Stored items from a collection.
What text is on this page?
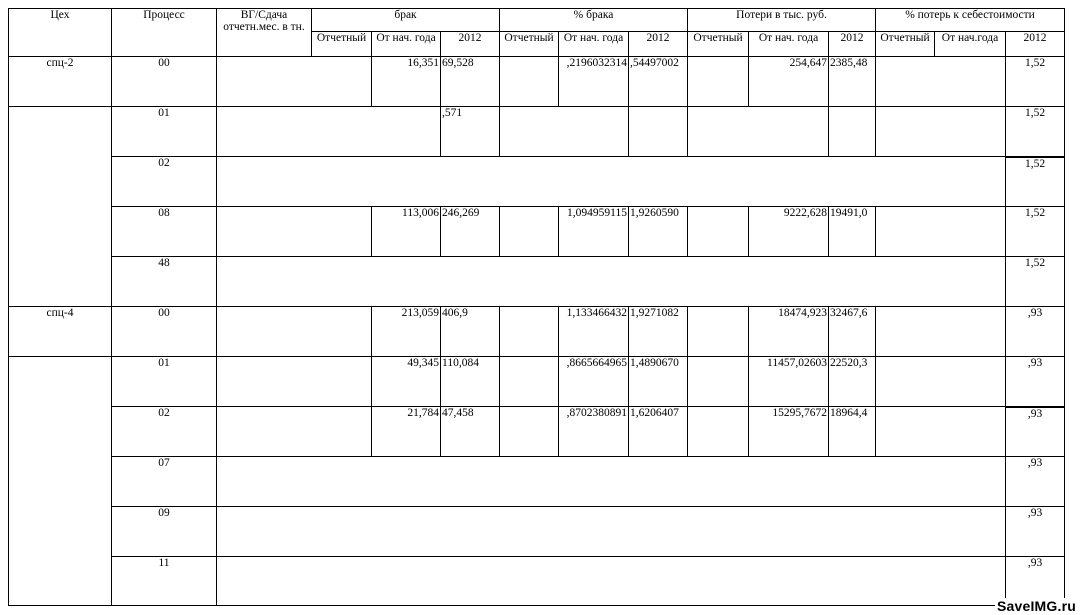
Цех	Процесс	ВГ/Сдача отчетн.мес. в тн.	брак			% брака			Потери в тыс. руб.			% потерь к себестоимости		
			Отчетный	От нач. года	2012	Отчетный	От нач. года	2012	Отчетный	От нач. года	2012	Отчетный	От нач.года	2012
спц-2	00			16,351	69,528		,2196032314	,54497002		254,647	2385,48			1,52
	01				,571									1,52
	02													1,52
	08			113,006	246,269		1,094959115	1,9260590		9222,628	19491,0			1,52
	48													1,52
спц-4	00			213,059	406,9		1,133466432	1,9271082		18474,923	32467,6			,93
	01			49,345	110,084		,8665664965	1,4890670		11457,02603	22520,3			,93
	02			21,784	47,458		,8702380891	1,6206407		15295,7672	18964,4			,93
	07													,93
	09													,93
	11													,93
SaveIMG.ru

To be done. Quote each record exactly as it stands, minus the pictures.

Solution to this task.
What text is on this page?
Цех	Процесс	ВГ/Сдача отчетн.мес. в тн.	брак			% брака			Потери в тыс. руб.			% потерь к себестоимости		
			Отчетный	От нач. года	2012	Отчетный	От нач. года	2012	Отчетный	От нач. года	2012	Отчетный	От нач.года	2012
спц-2	00			16,351	69,528		,2196032314	,54497002		254,647	2385,48			1,52
	01				,571									1,52
	02													1,52
	08			113,006	246,269		1,094959115	1,9260590		9222,628	19491,0			1,52
	48													1,52
спц-4	00			213,059	406,9		1,133466432	1,9271082		18474,923	32467,6			,93
	01			49,345	110,084		,8665664965	1,4890670		11457,02603	22520,3			,93
	02			21,784	47,458		,8702380891	1,6206407		15295,7672	18964,4			,93
	07													,93
	09													,93
	11													,93
SaveIMG.ru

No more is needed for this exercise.